SOURCE DATA:
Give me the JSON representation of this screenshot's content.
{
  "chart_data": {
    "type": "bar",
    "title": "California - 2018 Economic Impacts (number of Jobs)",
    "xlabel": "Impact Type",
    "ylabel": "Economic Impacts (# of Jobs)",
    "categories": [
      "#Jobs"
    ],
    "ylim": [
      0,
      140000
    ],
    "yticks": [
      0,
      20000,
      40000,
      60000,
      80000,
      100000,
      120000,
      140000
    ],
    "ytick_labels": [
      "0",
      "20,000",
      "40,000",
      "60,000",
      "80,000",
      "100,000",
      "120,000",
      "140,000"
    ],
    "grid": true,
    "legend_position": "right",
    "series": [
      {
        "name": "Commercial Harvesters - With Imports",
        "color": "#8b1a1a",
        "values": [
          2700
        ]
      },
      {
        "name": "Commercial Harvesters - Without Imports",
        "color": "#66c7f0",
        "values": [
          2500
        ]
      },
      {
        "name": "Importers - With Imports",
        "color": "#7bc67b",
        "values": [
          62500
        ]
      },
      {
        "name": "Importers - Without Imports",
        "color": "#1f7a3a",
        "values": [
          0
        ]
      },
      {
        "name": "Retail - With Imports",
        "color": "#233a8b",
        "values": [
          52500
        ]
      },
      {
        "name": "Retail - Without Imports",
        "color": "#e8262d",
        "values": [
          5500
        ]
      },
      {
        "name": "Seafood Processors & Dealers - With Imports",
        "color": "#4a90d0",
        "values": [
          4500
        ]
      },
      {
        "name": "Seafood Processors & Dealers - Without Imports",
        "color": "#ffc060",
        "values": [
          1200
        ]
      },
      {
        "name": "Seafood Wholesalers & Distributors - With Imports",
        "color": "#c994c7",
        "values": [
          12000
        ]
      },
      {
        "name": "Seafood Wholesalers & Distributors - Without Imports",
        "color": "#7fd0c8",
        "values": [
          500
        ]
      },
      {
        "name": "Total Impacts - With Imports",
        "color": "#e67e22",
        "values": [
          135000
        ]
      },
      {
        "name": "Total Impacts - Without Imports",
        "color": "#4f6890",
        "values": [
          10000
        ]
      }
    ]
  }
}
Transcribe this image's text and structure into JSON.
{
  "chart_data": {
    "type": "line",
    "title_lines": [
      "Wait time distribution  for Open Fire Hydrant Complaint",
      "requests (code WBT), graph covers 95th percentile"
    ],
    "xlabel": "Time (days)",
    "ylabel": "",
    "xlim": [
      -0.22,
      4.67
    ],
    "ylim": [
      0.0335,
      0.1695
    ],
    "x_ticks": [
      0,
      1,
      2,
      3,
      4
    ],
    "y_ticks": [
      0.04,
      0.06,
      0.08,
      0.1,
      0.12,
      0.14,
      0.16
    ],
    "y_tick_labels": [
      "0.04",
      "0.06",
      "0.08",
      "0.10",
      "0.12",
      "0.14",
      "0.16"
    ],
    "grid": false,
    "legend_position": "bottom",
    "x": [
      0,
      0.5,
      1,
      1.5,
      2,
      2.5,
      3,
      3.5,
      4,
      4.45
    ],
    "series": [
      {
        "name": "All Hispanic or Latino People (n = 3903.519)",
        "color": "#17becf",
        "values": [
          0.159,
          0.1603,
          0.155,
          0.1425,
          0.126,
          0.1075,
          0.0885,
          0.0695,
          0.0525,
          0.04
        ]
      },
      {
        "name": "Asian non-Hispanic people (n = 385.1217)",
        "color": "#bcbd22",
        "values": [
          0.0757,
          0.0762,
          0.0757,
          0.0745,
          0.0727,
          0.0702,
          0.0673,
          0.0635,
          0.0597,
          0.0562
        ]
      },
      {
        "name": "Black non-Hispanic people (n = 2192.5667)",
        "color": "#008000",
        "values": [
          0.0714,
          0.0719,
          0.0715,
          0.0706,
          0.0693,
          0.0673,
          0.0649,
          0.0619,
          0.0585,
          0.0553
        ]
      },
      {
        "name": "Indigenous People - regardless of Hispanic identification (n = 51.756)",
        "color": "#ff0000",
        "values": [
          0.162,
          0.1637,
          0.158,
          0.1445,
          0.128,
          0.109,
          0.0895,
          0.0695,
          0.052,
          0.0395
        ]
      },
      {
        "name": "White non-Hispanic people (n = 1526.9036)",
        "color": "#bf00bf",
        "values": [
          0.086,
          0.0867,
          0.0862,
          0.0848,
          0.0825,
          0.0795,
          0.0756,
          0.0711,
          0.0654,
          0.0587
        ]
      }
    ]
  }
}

WRITTEN PROBLEM: Extract every line from the records above that contains the word "Commercial".

RESULT FOR THIS TASK:
        "name": "Commercial Harvesters - With Imports",
        "name": "Commercial Harvesters - Without Imports",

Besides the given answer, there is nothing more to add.